begin Recorded information
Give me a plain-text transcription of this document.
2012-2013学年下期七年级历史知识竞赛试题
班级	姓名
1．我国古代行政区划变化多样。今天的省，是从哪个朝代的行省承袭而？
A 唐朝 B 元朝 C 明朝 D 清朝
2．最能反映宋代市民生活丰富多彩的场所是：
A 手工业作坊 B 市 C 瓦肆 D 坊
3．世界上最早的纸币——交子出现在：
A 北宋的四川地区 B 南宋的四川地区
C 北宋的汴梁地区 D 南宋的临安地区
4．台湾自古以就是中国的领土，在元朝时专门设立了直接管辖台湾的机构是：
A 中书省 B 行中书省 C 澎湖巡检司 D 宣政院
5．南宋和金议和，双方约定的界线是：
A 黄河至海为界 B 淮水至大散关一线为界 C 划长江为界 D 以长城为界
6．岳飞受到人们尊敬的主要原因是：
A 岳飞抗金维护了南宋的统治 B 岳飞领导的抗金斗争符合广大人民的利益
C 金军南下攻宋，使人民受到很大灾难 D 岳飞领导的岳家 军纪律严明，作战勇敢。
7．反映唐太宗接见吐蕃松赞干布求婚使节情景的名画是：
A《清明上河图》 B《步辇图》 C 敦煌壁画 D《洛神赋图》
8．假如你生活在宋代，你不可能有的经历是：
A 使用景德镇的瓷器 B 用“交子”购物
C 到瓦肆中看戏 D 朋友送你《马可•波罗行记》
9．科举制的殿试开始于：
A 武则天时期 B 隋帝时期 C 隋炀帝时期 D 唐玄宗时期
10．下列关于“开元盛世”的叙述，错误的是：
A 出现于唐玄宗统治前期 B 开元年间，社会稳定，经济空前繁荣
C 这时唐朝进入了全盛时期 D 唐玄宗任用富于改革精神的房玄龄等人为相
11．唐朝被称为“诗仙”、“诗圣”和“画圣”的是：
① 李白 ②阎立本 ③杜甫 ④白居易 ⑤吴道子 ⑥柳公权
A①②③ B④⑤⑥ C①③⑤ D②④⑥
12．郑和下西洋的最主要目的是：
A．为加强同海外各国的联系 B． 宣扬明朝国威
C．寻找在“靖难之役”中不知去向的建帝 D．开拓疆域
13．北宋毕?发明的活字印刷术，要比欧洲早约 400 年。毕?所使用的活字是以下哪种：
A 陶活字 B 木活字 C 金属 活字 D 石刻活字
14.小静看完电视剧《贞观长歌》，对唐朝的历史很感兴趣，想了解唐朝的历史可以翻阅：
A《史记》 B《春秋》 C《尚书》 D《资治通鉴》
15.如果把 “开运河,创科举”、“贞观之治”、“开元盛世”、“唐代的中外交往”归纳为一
end Recorded information
Locate all lines in the listing above with the word "开元盛世". Copy them.

**Worked answer:**
10．下列关于“开元盛世”的叙述，错误的是：
15.如果把 “开运河,创科举”、“贞观之治”、“开元盛世”、“唐代的中外交往”归纳为一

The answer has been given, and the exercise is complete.